TEXT PROVIDED:
---------------

Sonic Youth, Wilco, and Mogwai – Brief Reviews

I had the good fortune this week to see some great live music from these 3 bands on Wedesday, Thursday, and Sunday night respectively.

Sonic Youth at Metropolis August 4, 2004

This was only the second time I’ve seen Sonic Youth, the first time being way back in 1990. Actually, I should say Wednesday’s show was the second time I’ve attendeda Sonic Youth gig, since in no way can it be said that I saw them in that 1990 show. That October night in 1990 was probably the most oversold show in the history of Foufounes Electriques, and the best I could then was listen to them.

Metropolis was a far more comfortable venue than Foufounes was, though it was close to sold out. The times have changed.

I haven’t listened to Sonic Youth that much since “Goo”, so I didn’t know any of the songs. Yet with Sonic Youth, a lack of familiarity with the songs is not a barrier to enjoying them live. It helps just to know an album or two well because the songs are a variation on the trinity of rhythm, noise, and melody.

---------------

EXCERPTED RECORDS:

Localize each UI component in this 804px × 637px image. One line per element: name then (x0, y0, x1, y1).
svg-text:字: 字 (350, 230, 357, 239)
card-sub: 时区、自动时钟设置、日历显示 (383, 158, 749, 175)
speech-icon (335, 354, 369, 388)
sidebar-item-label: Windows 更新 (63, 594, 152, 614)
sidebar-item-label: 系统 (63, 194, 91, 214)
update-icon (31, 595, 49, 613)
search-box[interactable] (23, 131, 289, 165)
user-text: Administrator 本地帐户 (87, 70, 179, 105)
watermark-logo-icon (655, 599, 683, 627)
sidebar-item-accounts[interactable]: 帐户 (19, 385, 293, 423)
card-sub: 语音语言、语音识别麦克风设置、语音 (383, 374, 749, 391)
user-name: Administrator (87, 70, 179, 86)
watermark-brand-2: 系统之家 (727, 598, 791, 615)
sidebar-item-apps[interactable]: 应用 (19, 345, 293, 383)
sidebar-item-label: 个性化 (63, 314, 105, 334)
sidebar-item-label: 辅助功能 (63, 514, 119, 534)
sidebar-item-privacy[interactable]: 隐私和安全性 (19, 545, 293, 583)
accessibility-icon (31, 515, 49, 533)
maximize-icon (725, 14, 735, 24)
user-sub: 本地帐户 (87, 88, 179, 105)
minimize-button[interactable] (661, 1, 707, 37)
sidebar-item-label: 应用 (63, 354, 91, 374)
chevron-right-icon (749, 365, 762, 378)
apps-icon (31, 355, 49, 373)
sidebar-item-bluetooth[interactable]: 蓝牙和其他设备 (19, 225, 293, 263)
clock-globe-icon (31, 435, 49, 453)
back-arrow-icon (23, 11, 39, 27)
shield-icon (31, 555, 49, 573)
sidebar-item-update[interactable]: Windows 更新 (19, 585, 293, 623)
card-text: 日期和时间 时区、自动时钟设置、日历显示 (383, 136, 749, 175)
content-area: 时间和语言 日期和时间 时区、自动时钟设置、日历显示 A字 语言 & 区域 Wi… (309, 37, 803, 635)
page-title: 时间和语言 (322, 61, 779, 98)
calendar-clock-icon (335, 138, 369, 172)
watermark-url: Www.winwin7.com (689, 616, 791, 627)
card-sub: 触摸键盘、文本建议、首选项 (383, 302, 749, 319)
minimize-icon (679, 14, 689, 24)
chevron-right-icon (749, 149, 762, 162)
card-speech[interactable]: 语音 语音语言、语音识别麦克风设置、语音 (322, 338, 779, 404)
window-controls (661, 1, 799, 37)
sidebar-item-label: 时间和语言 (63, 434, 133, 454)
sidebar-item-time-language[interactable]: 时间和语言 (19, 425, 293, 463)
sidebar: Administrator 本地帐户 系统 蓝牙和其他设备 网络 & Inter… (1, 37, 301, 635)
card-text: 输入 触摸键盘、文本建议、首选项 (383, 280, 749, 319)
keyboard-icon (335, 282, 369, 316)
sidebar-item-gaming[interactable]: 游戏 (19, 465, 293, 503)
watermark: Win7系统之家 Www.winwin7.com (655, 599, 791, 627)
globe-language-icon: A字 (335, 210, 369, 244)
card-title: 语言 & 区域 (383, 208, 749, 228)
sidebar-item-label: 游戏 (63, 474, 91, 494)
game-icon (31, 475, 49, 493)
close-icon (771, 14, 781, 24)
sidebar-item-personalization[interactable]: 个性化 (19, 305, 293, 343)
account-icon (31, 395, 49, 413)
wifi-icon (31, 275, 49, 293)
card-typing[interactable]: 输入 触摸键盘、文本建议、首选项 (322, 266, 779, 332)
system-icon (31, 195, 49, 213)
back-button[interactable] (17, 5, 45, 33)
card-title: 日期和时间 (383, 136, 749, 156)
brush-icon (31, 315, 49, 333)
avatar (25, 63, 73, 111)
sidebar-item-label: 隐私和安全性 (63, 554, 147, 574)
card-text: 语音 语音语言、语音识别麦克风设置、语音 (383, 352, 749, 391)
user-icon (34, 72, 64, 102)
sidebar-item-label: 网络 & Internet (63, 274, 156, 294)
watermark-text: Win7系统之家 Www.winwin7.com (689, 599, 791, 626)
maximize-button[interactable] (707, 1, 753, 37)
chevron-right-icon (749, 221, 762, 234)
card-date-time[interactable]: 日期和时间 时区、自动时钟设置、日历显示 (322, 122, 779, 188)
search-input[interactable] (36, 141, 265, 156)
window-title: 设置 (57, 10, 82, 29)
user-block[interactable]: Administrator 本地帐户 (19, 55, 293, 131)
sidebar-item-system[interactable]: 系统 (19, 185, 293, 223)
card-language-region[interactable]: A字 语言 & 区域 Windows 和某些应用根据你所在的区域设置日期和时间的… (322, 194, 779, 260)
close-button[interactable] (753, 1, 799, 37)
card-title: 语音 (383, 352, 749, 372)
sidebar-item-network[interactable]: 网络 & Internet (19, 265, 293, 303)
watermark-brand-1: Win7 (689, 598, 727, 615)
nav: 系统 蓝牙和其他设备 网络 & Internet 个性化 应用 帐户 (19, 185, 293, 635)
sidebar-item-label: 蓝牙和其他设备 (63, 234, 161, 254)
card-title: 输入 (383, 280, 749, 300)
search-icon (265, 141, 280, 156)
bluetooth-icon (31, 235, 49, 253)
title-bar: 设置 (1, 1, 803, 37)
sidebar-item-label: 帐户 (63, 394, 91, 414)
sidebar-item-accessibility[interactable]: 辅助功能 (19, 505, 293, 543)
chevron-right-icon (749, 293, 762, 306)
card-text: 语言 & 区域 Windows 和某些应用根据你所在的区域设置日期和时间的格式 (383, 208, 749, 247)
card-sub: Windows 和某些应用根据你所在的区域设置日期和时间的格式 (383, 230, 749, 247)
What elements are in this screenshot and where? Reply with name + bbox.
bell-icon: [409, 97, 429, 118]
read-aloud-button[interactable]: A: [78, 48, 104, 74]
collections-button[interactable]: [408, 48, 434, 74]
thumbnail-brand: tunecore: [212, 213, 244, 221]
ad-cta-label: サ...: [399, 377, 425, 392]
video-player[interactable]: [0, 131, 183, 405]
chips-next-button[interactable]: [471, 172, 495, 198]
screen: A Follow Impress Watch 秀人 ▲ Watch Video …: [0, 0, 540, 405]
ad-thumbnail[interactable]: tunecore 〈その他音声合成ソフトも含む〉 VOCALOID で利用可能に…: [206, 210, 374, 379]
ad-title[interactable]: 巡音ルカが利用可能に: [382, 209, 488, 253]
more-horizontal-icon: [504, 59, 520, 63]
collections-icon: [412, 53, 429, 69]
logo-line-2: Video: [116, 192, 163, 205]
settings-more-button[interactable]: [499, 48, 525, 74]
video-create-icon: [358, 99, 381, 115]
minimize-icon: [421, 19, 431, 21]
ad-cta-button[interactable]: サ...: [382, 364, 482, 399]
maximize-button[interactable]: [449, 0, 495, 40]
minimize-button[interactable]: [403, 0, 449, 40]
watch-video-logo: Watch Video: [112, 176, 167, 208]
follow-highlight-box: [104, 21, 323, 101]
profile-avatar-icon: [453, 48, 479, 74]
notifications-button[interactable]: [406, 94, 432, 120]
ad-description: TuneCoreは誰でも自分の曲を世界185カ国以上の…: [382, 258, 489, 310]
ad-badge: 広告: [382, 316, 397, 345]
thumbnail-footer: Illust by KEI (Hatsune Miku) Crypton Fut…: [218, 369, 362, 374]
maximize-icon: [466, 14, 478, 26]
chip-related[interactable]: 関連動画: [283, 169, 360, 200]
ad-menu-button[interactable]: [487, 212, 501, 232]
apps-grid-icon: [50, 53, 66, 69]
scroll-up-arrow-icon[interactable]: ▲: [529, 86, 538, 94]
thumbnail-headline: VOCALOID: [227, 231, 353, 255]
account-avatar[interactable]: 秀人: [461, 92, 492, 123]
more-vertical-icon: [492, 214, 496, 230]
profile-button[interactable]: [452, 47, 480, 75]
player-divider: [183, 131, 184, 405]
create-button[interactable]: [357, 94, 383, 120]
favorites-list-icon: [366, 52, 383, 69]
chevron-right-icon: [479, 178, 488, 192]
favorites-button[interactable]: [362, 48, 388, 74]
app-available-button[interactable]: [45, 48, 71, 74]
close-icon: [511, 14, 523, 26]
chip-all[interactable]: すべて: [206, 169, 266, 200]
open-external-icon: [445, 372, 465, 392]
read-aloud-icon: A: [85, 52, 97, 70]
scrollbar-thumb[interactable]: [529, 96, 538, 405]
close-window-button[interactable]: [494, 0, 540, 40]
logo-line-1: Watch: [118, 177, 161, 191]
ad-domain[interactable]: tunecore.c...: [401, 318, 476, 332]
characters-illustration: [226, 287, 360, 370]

---------------

EXERCISES:
1: Return the passage of the concert review from "Sonic Youth, Wilco, and" up to and including "Sunday night respectively.".
2: In the concert review, at which venue did the October 1990 Sonic Youth show take place?
3: Continue the concert review from its last sentence.
The records are material separate from the concert review.

ANSWERS FOR THIS EXERCISE:
1:
Sonic Youth, Wilco, and Mogwai – Brief Reviews

I had the good fortune this week to see some great live music from these 3 bands on Wedesday, Thursday, and Sunday night respectively.

2: Foufounes Electriques

3:
Le Metroplis is one of Montreal’s best mid-sized venues and was a great place for this gig. The sound is superb no matter who plays and this night was no exception. The crowd was in rapture, and one idiot was so far gone he just had to jump on stage and make a move on Kim Gordon. For the most part, the crowd had good clean fun and so did I.

A good start to my big week of rock shows…..

Wilco at Theatre St.Denis, Thursday August 5

Wilco have been my favourite band for a few years now and this was my third time seeing them in as many years. While Theatre St.Denis is a good venue, at times it felt like being in a straight-jacket.It’s strictly a sit-down, no smoking venue. This can be a good thing, but I don’t like it for Wilco.

The sheer amount of good material Wilco have to draw from is astounding. If you’re a fan, it means you will often walk away from their shows talking as much about what they didn’t play as what they did. This show was no exception. The set predictably drew mainly from YHF and the latest A Ghost is Born, with not a single song from AM or Being There. I would have really liked to have heard at least a couple of songs from these albums, but on this night it was not to be.

They did play some stuff from Summerteeth, but even then the choices of songs are surprising. Rather than playing clear favourites like “I’m always in Love”, “ELT”. or “Nothingsevergonnastandinmyway(again)”, they played the more melancholic “How to Fight Loneliness” or “When you Wake Up Feeling Old”. Despite an unwillingness to play crowd-pleasers, Wilco still manages to pull it off and keep the crowd happy.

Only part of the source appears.